:: Goal ::
Gather every line that includes the word "культура", please.

:: Given information ::

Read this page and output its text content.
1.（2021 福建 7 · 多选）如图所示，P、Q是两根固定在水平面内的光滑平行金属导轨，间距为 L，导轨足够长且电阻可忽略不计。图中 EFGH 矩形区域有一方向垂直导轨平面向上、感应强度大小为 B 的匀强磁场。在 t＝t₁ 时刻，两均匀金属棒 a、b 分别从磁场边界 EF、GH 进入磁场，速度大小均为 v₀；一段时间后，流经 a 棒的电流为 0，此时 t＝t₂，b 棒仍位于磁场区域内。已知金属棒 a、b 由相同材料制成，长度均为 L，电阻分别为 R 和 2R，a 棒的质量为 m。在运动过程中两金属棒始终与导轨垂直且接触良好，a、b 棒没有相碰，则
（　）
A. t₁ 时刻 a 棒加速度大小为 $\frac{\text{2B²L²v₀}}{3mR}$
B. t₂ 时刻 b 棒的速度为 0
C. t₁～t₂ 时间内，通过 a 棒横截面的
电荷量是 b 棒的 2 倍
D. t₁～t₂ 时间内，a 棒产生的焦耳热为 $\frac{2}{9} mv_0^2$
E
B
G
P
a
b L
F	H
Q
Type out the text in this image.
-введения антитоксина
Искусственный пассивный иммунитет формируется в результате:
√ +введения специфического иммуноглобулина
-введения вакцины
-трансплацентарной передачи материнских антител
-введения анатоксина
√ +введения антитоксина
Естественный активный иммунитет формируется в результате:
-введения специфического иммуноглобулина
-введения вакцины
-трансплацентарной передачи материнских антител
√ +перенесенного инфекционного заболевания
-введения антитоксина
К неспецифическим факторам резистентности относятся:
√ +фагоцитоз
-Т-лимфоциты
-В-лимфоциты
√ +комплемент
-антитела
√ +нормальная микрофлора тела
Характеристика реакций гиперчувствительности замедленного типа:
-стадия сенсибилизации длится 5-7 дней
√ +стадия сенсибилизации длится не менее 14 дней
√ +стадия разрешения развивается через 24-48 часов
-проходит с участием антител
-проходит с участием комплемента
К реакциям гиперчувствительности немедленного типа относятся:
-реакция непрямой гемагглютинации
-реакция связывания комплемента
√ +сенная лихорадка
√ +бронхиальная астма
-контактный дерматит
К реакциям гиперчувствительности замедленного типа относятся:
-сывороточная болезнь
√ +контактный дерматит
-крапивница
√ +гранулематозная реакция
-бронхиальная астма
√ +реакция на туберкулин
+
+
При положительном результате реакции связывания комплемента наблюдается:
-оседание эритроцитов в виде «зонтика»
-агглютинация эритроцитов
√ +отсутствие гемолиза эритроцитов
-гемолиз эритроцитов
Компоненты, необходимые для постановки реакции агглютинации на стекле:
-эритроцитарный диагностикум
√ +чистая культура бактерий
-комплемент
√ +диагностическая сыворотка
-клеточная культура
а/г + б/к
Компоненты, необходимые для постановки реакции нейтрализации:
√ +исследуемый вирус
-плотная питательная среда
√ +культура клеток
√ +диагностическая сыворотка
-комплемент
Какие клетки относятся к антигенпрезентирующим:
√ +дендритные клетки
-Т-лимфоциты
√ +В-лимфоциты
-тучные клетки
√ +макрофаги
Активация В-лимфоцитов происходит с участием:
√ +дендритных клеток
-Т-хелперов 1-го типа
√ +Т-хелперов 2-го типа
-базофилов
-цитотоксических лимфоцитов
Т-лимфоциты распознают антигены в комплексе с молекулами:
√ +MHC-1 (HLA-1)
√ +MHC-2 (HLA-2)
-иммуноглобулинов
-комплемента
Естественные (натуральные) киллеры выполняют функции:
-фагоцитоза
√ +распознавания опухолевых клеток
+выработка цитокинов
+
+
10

:: Answer below ::
√ +чистая культура бактерий
-клеточная культура
√ +культура клеток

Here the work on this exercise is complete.